● **Request**
All of the material below is to be retyped exactly.

::::::::

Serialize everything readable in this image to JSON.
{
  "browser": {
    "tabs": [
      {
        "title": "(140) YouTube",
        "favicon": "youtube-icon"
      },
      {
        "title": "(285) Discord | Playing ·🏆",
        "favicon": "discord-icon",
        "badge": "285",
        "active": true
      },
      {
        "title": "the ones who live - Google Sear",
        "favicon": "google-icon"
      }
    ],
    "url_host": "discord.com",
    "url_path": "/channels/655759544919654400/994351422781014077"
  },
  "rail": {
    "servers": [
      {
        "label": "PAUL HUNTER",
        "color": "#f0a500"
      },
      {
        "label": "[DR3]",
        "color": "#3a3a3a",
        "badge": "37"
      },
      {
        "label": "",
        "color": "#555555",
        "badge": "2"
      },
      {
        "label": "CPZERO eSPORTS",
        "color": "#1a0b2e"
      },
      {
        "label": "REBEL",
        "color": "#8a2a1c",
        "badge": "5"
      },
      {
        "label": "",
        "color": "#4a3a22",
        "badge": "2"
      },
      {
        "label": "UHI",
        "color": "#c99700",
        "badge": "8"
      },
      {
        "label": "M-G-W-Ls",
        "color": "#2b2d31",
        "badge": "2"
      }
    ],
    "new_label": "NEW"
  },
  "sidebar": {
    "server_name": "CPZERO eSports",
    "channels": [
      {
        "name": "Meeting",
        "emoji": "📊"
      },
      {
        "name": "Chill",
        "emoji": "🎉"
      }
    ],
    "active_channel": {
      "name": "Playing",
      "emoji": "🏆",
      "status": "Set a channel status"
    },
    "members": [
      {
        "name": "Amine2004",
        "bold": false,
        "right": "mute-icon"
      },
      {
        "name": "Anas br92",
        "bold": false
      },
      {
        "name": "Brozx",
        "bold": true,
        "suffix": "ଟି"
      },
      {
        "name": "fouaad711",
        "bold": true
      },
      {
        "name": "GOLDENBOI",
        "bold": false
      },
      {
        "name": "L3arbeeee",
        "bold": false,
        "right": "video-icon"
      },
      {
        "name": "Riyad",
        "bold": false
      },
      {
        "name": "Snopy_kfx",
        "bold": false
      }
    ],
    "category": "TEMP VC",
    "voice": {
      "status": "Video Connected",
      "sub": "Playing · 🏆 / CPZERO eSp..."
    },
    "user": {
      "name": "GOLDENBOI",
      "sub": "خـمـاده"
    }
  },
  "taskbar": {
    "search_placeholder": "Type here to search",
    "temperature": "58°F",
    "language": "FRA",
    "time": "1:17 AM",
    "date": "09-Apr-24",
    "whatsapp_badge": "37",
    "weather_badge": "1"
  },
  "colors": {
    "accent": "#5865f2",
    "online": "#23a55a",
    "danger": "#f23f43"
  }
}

::::::::

● **The reply**
Serialize everything readable in this image to JSON.
{
  "browser": {
    "tabs": [
      {
        "title": "(140) YouTube",
        "favicon": "youtube-icon"
      },
      {
        "title": "(285) Discord | Playing ·🏆",
        "favicon": "discord-icon",
        "badge": "285",
        "active": true
      },
      {
        "title": "the ones who live - Google Sear",
        "favicon": "google-icon"
      }
    ],
    "url_host": "discord.com",
    "url_path": "/channels/655759544919654400/994351422781014077"
  },
  "rail": {
    "servers": [
      {
        "label": "PAUL HUNTER",
        "color": "#f0a500"
      },
      {
        "label": "[DR3]",
        "color": "#3a3a3a",
        "badge": "37"
      },
      {
        "label": "",
        "color": "#555555",
        "badge": "2"
      },
      {
        "label": "CPZERO eSPORTS",
        "color": "#1a0b2e"
      },
      {
        "label": "REBEL",
        "color": "#8a2a1c",
        "badge": "5"
      },
      {
        "label": "",
        "color": "#4a3a22",
        "badge": "2"
      },
      {
        "label": "UHI",
        "color": "#c99700",
        "badge": "8"
      },
      {
        "label": "M-G-W-Ls",
        "color": "#2b2d31",
        "badge": "2"
      }
    ],
    "new_label": "NEW"
  },
  "sidebar": {
    "server_name": "CPZERO eSports",
    "channels": [
      {
        "name": "Meeting",
        "emoji": "📊"
      },
      {
        "name": "Chill",
        "emoji": "🎉"
      }
    ],
    "active_channel": {
      "name": "Playing",
      "emoji": "🏆",
      "status": "Set a channel status"
    },
    "members": [
      {
        "name": "Amine2004",
        "bold": false,
        "right": "mute-icon"
      },
      {
        "name": "Anas br92",
        "bold": false
      },
      {
        "name": "Brozx",
        "bold": true,
        "suffix": "ଟି"
      },
      {
        "name": "fouaad711",
        "bold": true
      },
      {
        "name": "GOLDENBOI",
        "bold": false
      },
      {
        "name": "L3arbeeee",
        "bold": false,
        "right": "video-icon"
      },
      {
        "name": "Riyad",
        "bold": false
      },
      {
        "name": "Snopy_kfx",
        "bold": false
      }
    ],
    "category": "TEMP VC",
    "voice": {
      "status": "Video Connected",
      "sub": "Playing · 🏆 / CPZERO eSp..."
    },
    "user": {
      "name": "GOLDENBOI",
      "sub": "خـمـاده"
    }
  },
  "taskbar": {
    "search_placeholder": "Type here to search",
    "temperature": "58°F",
    "language": "FRA",
    "time": "1:17 AM",
    "date": "09-Apr-24",
    "whatsapp_badge": "37",
    "weather_badge": "1"
  },
  "colors": {
    "accent": "#5865f2",
    "online": "#23a55a",
    "danger": "#f23f43"
  }
}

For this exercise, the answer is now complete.